- [Written exercise] Which lines in the records below contain the word "的家族之礼"? Copy each of them.

- [Entries provided]
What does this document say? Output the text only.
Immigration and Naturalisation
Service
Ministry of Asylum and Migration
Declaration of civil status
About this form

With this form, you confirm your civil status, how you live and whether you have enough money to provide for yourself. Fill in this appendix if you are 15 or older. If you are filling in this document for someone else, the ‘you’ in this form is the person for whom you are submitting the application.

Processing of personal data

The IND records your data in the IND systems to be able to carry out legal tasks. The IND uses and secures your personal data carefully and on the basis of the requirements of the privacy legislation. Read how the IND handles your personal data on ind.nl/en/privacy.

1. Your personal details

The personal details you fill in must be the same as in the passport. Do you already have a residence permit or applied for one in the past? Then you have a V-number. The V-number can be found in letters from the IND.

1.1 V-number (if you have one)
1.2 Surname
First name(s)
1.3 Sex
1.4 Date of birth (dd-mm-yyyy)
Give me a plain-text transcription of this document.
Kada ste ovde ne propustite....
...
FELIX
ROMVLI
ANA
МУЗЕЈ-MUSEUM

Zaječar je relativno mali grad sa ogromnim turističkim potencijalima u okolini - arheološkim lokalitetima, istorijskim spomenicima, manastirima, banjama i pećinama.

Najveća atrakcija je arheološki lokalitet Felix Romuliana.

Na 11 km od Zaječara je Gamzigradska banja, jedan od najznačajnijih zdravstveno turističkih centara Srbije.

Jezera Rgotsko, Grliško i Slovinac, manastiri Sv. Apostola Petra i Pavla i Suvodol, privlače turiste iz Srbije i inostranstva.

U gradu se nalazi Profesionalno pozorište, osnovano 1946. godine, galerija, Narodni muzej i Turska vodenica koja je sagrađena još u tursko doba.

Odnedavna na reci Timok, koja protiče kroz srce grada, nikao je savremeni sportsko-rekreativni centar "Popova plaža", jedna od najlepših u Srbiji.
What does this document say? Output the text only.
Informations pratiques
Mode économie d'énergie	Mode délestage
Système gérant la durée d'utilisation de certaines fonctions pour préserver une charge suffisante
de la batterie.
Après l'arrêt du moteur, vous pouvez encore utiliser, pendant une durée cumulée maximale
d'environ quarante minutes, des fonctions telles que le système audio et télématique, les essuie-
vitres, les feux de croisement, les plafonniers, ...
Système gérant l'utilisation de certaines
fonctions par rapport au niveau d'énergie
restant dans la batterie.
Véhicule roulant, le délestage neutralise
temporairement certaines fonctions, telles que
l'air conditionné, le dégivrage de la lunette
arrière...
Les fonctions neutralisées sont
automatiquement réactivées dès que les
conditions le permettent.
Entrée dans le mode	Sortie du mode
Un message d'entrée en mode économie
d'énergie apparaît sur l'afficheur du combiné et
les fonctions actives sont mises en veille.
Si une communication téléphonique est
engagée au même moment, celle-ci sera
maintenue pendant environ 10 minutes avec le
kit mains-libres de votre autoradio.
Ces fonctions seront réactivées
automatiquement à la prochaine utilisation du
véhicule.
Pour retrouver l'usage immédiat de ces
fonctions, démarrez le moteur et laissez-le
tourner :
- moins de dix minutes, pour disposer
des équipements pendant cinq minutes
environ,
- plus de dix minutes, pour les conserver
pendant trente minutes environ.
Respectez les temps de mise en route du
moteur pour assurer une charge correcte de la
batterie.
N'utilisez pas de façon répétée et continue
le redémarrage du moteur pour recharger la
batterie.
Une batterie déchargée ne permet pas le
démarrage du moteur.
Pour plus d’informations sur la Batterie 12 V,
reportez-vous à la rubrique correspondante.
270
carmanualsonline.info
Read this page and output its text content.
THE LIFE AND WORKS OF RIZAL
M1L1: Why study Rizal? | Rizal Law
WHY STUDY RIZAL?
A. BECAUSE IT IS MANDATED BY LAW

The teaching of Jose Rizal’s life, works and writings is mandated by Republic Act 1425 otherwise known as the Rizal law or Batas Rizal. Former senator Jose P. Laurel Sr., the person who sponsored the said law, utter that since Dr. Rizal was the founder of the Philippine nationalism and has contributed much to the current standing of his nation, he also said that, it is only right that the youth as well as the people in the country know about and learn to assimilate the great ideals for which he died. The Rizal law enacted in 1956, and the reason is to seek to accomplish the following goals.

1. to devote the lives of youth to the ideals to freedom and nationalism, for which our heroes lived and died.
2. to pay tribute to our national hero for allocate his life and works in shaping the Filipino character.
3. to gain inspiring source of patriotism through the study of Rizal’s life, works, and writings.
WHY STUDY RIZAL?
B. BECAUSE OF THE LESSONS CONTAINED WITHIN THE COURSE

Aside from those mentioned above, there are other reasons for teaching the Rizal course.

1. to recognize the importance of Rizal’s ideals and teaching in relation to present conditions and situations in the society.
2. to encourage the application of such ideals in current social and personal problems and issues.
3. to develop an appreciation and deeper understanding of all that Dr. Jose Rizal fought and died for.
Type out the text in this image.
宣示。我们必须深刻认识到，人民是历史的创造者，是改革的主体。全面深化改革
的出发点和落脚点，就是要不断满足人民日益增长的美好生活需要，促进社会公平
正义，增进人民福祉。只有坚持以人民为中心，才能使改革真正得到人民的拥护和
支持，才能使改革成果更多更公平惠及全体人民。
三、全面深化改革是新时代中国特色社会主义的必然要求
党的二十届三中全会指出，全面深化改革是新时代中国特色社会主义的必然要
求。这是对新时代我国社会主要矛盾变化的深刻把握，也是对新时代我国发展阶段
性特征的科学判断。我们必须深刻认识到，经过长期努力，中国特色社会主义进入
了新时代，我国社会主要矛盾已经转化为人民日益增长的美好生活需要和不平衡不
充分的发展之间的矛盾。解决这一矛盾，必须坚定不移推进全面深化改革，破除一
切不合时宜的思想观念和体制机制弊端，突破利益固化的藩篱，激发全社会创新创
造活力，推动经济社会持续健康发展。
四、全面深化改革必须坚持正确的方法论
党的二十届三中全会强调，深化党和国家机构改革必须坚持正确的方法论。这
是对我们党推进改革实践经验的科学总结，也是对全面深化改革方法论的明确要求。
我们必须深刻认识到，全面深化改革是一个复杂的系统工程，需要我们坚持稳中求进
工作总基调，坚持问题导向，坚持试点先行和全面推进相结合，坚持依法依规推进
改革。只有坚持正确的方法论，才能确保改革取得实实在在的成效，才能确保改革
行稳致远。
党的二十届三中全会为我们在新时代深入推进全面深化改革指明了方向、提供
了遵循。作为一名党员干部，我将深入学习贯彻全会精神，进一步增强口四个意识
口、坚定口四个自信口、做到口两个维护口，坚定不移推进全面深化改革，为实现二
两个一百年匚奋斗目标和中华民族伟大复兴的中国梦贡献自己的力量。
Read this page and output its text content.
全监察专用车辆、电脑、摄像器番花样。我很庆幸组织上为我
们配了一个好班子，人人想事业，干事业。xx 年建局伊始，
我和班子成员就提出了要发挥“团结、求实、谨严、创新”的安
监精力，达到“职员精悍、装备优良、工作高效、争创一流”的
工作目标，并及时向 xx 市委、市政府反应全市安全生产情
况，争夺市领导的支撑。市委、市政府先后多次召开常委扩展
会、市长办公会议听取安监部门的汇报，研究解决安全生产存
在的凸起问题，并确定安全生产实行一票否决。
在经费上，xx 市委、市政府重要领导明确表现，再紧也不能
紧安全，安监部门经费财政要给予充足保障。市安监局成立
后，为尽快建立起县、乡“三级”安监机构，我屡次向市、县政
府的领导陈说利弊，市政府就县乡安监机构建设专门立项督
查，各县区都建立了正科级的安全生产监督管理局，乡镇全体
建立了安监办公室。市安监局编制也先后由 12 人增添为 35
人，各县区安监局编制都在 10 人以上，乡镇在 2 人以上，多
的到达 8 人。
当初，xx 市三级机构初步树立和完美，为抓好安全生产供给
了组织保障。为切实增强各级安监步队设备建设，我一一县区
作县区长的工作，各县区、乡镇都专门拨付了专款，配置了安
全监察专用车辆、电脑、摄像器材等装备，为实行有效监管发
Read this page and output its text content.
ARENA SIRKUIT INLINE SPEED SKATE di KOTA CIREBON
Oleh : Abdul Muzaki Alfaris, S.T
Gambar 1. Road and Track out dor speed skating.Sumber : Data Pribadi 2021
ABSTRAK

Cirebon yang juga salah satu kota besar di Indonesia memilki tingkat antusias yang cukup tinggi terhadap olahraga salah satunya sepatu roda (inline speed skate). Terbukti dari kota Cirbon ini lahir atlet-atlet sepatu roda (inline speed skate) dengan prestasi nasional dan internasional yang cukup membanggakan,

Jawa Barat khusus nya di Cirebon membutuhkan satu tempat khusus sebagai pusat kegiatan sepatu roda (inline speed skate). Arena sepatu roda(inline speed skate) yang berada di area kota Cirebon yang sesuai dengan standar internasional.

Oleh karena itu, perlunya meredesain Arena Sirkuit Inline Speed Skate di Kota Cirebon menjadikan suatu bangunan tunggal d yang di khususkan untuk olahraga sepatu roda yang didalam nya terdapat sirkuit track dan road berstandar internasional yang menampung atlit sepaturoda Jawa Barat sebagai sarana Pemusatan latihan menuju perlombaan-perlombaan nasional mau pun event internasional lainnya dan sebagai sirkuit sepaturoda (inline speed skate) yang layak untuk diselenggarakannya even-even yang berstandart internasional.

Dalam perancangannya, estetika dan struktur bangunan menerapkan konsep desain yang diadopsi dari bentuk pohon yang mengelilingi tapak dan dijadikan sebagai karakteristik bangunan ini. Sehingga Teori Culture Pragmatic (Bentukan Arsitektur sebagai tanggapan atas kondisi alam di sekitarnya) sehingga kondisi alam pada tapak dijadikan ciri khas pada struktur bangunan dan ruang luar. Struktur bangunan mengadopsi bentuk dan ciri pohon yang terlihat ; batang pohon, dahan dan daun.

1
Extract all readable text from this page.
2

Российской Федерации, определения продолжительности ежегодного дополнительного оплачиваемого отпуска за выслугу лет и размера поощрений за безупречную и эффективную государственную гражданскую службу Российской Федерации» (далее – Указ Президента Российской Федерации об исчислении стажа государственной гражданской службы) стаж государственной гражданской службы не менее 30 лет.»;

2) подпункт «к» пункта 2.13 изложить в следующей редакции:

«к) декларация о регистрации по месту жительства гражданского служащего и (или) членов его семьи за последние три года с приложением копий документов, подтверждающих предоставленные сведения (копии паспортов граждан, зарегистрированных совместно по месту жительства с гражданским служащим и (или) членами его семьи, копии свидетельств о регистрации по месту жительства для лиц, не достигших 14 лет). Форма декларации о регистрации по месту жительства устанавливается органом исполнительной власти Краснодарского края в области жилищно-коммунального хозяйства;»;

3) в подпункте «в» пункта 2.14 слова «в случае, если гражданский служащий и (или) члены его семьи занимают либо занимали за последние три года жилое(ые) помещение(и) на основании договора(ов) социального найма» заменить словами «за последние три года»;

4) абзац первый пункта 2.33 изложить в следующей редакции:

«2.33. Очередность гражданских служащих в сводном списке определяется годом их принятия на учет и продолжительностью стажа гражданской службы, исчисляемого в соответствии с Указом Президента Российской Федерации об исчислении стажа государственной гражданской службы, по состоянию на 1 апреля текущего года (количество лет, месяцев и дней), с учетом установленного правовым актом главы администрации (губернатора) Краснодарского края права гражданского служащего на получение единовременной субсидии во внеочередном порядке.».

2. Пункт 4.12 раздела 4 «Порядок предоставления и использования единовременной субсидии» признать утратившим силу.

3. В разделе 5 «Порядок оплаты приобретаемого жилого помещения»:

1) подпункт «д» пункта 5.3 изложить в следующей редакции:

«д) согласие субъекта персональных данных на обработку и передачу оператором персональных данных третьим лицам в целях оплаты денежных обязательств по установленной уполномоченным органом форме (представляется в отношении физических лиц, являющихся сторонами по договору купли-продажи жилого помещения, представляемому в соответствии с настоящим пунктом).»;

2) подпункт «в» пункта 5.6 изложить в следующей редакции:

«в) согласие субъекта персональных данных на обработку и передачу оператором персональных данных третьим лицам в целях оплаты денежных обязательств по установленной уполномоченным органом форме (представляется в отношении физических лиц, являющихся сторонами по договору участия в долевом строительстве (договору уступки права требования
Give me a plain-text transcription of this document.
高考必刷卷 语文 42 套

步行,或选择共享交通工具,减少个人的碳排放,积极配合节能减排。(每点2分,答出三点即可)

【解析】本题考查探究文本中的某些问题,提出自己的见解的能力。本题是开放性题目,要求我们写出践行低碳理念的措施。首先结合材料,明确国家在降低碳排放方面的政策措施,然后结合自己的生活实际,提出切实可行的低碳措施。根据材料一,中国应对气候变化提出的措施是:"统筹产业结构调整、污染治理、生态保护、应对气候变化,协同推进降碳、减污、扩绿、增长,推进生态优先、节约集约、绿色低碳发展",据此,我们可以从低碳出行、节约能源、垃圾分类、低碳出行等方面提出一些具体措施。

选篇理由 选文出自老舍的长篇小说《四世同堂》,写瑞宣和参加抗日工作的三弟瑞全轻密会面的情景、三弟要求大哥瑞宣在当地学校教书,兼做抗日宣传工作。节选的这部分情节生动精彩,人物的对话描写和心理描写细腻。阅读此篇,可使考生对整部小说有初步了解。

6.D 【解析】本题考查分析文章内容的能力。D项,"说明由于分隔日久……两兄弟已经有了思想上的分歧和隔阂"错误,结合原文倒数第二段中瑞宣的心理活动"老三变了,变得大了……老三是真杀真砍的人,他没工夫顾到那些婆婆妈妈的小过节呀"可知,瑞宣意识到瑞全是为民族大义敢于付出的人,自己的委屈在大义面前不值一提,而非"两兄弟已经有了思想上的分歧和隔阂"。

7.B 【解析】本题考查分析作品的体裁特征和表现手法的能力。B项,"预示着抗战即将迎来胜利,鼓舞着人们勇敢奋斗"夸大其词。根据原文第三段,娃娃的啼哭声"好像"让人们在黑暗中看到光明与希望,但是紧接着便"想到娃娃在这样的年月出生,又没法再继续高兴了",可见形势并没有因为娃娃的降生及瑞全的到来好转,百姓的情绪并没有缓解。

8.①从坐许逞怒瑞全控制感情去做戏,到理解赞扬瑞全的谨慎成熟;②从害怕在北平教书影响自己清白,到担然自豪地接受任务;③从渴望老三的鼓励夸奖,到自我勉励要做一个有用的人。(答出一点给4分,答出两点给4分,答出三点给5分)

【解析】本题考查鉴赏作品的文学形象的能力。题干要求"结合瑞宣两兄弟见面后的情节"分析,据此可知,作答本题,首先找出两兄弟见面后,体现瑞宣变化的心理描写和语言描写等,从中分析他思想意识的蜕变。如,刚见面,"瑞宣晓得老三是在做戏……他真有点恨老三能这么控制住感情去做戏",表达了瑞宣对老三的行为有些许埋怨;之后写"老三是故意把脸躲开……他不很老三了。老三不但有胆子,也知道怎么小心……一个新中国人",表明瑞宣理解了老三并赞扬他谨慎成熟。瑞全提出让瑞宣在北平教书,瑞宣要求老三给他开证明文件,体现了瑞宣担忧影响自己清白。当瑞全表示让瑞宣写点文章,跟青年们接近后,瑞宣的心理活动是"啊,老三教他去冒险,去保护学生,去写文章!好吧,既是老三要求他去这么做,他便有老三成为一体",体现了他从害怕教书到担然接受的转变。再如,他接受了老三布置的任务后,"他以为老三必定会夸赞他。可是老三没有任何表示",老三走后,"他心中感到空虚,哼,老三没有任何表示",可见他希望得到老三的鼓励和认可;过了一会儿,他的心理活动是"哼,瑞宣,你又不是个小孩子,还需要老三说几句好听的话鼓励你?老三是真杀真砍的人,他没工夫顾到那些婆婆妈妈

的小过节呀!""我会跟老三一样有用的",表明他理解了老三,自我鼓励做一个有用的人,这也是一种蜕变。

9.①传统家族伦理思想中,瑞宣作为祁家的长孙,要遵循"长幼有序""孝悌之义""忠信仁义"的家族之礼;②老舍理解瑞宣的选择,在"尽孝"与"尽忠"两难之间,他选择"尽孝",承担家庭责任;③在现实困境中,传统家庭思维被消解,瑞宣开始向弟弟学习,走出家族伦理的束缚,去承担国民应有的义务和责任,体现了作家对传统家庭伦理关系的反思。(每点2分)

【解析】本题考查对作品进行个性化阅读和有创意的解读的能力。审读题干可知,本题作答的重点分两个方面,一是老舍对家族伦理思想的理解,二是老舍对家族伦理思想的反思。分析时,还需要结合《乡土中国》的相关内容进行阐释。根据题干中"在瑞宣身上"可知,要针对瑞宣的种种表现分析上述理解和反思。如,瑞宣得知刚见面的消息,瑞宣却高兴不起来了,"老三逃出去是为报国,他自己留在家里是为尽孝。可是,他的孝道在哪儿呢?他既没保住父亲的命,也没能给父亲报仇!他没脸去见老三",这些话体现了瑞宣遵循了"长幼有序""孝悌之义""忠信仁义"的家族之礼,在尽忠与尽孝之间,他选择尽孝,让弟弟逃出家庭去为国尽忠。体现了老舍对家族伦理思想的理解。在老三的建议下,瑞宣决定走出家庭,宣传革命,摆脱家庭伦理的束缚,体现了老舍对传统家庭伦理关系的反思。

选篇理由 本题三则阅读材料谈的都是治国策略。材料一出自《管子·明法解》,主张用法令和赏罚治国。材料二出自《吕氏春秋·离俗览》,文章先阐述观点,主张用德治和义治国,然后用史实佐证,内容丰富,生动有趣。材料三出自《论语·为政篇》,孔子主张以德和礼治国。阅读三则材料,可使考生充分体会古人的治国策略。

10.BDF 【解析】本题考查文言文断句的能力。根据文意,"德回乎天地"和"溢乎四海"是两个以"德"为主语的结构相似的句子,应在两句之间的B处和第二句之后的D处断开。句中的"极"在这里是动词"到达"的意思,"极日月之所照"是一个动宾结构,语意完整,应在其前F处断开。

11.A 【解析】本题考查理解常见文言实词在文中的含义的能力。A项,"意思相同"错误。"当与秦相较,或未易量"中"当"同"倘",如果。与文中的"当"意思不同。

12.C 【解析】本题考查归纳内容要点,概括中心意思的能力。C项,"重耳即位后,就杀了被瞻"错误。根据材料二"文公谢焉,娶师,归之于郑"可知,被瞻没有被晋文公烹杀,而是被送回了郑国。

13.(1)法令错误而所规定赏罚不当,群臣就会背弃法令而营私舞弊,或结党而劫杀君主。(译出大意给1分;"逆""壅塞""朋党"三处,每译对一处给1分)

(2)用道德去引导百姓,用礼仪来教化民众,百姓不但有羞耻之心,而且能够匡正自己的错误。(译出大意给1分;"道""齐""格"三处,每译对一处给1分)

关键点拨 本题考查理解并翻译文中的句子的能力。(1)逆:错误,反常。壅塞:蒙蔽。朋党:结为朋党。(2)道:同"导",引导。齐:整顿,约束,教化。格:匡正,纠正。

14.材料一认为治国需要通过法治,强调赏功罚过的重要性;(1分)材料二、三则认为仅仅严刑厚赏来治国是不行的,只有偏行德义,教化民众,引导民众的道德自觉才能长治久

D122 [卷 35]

- [Solution]
9.①传统家族伦理思想中,瑞宣作为祁家的长孙,要遵循"长幼有序""孝悌之义""忠信仁义"的家族之礼;②老舍理解瑞宣的选择,在"尽孝"与"尽忠"两难之间,他选择"尽孝",承担家庭责任;③在现实困境中,传统家庭思维被消解,瑞宣开始向弟弟学习,走出家族伦理的束缚,去承担国民应有的义务和责任,体现了作家对传统家庭伦理关系的反思。(每点2分)
【解析】本题考查对作品进行个性化阅读和有创意的解读的能力。审读题干可知,本题作答的重点分两个方面,一是老舍对家族伦理思想的理解,二是老舍对家族伦理思想的反思。分析时,还需要结合《乡土中国》的相关内容进行阐释。根据题干中"在瑞宣身上"可知,要针对瑞宣的种种表现分析上述理解和反思。如,瑞宣得知刚见面的消息,瑞宣却高兴不起来了,"老三逃出去是为报国,他自己留在家里是为尽孝。可是,他的孝道在哪儿呢?他既没保住父亲的命,也没能给父亲报仇!他没脸去见老三",这些话体现了瑞宣遵循了"长幼有序""孝悌之义""忠信仁义"的家族之礼,在尽忠与尽孝之间,他选择尽孝,让弟弟逃出家庭去为国尽忠。体现了老舍对家族伦理思想的理解。在老三的建议下,瑞宣决定走出家庭,宣传革命,摆脱家庭伦理的束缚,体现了老舍对传统家庭伦理关系的反思。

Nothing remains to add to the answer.